→ Problem
Reproduce each line of the material that follows, word for word.

((

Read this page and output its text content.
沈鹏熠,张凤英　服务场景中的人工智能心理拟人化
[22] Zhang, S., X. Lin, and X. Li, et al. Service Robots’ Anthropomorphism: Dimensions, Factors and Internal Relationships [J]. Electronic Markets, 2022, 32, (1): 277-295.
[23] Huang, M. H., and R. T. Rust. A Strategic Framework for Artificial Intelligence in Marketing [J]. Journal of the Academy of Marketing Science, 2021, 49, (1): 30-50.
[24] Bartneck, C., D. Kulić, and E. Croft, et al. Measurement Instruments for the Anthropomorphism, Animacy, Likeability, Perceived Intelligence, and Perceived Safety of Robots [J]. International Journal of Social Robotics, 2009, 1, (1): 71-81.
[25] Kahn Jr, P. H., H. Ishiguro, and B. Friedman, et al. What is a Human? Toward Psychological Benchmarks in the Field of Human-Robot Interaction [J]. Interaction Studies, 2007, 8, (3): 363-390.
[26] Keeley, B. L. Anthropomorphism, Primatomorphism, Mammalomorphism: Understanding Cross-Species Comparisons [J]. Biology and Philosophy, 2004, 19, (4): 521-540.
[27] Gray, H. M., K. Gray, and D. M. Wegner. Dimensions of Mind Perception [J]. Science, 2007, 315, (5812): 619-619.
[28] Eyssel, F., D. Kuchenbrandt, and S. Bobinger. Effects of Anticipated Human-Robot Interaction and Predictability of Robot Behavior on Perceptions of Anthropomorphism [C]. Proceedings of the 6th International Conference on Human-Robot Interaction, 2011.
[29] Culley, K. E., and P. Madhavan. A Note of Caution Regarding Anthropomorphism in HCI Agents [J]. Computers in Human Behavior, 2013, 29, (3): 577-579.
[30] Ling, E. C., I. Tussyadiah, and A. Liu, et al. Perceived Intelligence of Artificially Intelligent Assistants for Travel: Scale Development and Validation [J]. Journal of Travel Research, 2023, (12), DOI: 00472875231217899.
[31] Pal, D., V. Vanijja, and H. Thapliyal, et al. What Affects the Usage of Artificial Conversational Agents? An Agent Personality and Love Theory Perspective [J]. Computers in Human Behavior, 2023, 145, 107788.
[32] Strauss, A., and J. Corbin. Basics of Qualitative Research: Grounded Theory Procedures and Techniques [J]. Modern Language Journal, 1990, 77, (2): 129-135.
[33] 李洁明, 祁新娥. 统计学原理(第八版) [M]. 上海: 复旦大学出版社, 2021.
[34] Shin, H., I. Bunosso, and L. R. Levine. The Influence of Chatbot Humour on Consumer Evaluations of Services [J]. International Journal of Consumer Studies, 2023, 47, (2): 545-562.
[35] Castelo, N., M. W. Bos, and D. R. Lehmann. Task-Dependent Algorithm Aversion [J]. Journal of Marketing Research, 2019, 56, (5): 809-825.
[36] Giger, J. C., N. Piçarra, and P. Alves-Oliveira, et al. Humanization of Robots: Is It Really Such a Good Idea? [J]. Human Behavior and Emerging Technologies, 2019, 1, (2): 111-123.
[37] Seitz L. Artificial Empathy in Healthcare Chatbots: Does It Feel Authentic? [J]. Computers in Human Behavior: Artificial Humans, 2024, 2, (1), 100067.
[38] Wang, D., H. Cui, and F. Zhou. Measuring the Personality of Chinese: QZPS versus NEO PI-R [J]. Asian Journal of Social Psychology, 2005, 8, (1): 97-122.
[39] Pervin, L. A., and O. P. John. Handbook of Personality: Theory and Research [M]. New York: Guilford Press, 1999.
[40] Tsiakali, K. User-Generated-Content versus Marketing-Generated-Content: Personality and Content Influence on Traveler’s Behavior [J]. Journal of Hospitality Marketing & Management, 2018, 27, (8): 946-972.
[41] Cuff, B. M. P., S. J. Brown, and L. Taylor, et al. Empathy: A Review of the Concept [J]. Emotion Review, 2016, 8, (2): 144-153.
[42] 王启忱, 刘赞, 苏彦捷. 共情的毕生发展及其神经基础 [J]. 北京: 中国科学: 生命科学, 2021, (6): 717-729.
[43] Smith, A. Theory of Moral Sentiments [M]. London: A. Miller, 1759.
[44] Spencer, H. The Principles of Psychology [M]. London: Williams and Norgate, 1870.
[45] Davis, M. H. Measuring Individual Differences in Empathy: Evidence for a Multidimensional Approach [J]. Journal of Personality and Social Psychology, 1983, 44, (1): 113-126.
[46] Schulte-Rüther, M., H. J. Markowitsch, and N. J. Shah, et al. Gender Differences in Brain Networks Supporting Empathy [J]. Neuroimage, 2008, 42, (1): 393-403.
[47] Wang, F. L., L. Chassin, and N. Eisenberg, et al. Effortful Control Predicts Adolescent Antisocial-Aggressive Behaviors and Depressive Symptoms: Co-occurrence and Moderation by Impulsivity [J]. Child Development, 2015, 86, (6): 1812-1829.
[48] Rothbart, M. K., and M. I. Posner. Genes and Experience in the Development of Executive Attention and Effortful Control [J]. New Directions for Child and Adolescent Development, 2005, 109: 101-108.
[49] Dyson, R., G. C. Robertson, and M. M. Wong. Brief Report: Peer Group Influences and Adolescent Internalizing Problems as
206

))

→ Response
Read this page and output its text content.
沈鹏熠,张凤英　服务场景中的人工智能心理拟人化
[22] Zhang, S., X. Lin, and X. Li, et al. Service Robots’ Anthropomorphism: Dimensions, Factors and Internal Relationships [J]. Electronic Markets, 2022, 32, (1): 277-295.
[23] Huang, M. H., and R. T. Rust. A Strategic Framework for Artificial Intelligence in Marketing [J]. Journal of the Academy of Marketing Science, 2021, 49, (1): 30-50.
[24] Bartneck, C., D. Kulić, and E. Croft, et al. Measurement Instruments for the Anthropomorphism, Animacy, Likeability, Perceived Intelligence, and Perceived Safety of Robots [J]. International Journal of Social Robotics, 2009, 1, (1): 71-81.
[25] Kahn Jr, P. H., H. Ishiguro, and B. Friedman, et al. What is a Human? Toward Psychological Benchmarks in the Field of Human-Robot Interaction [J]. Interaction Studies, 2007, 8, (3): 363-390.
[26] Keeley, B. L. Anthropomorphism, Primatomorphism, Mammalomorphism: Understanding Cross-Species Comparisons [J]. Biology and Philosophy, 2004, 19, (4): 521-540.
[27] Gray, H. M., K. Gray, and D. M. Wegner. Dimensions of Mind Perception [J]. Science, 2007, 315, (5812): 619-619.
[28] Eyssel, F., D. Kuchenbrandt, and S. Bobinger. Effects of Anticipated Human-Robot Interaction and Predictability of Robot Behavior on Perceptions of Anthropomorphism [C]. Proceedings of the 6th International Conference on Human-Robot Interaction, 2011.
[29] Culley, K. E., and P. Madhavan. A Note of Caution Regarding Anthropomorphism in HCI Agents [J]. Computers in Human Behavior, 2013, 29, (3): 577-579.
[30] Ling, E. C., I. Tussyadiah, and A. Liu, et al. Perceived Intelligence of Artificially Intelligent Assistants for Travel: Scale Development and Validation [J]. Journal of Travel Research, 2023, (12), DOI: 00472875231217899.
[31] Pal, D., V. Vanijja, and H. Thapliyal, et al. What Affects the Usage of Artificial Conversational Agents? An Agent Personality and Love Theory Perspective [J]. Computers in Human Behavior, 2023, 145, 107788.
[32] Strauss, A., and J. Corbin. Basics of Qualitative Research: Grounded Theory Procedures and Techniques [J]. Modern Language Journal, 1990, 77, (2): 129-135.
[33] 李洁明, 祁新娥. 统计学原理(第八版) [M]. 上海: 复旦大学出版社, 2021.
[34] Shin, H., I. Bunosso, and L. R. Levine. The Influence of Chatbot Humour on Consumer Evaluations of Services [J]. International Journal of Consumer Studies, 2023, 47, (2): 545-562.
[35] Castelo, N., M. W. Bos, and D. R. Lehmann. Task-Dependent Algorithm Aversion [J]. Journal of Marketing Research, 2019, 56, (5): 809-825.
[36] Giger, J. C., N. Piçarra, and P. Alves-Oliveira, et al. Humanization of Robots: Is It Really Such a Good Idea? [J]. Human Behavior and Emerging Technologies, 2019, 1, (2): 111-123.
[37] Seitz L. Artificial Empathy in Healthcare Chatbots: Does It Feel Authentic? [J]. Computers in Human Behavior: Artificial Humans, 2024, 2, (1), 100067.
[38] Wang, D., H. Cui, and F. Zhou. Measuring the Personality of Chinese: QZPS versus NEO PI-R [J]. Asian Journal of Social Psychology, 2005, 8, (1): 97-122.
[39] Pervin, L. A., and O. P. John. Handbook of Personality: Theory and Research [M]. New York: Guilford Press, 1999.
[40] Tsiakali, K. User-Generated-Content versus Marketing-Generated-Content: Personality and Content Influence on Traveler’s Behavior [J]. Journal of Hospitality Marketing & Management, 2018, 27, (8): 946-972.
[41] Cuff, B. M. P., S. J. Brown, and L. Taylor, et al. Empathy: A Review of the Concept [J]. Emotion Review, 2016, 8, (2): 144-153.
[42] 王启忱, 刘赞, 苏彦捷. 共情的毕生发展及其神经基础 [J]. 北京: 中国科学: 生命科学, 2021, (6): 717-729.
[43] Smith, A. Theory of Moral Sentiments [M]. London: A. Miller, 1759.
[44] Spencer, H. The Principles of Psychology [M]. London: Williams and Norgate, 1870.
[45] Davis, M. H. Measuring Individual Differences in Empathy: Evidence for a Multidimensional Approach [J]. Journal of Personality and Social Psychology, 1983, 44, (1): 113-126.
[46] Schulte-Rüther, M., H. J. Markowitsch, and N. J. Shah, et al. Gender Differences in Brain Networks Supporting Empathy [J]. Neuroimage, 2008, 42, (1): 393-403.
[47] Wang, F. L., L. Chassin, and N. Eisenberg, et al. Effortful Control Predicts Adolescent Antisocial-Aggressive Behaviors and Depressive Symptoms: Co-occurrence and Moderation by Impulsivity [J]. Child Development, 2015, 86, (6): 1812-1829.
[48] Rothbart, M. K., and M. I. Posner. Genes and Experience in the Development of Executive Attention and Effortful Control [J]. New Directions for Child and Adolescent Development, 2005, 109: 101-108.
[49] Dyson, R., G. C. Robertson, and M. M. Wong. Brief Report: Peer Group Influences and Adolescent Internalizing Problems as
206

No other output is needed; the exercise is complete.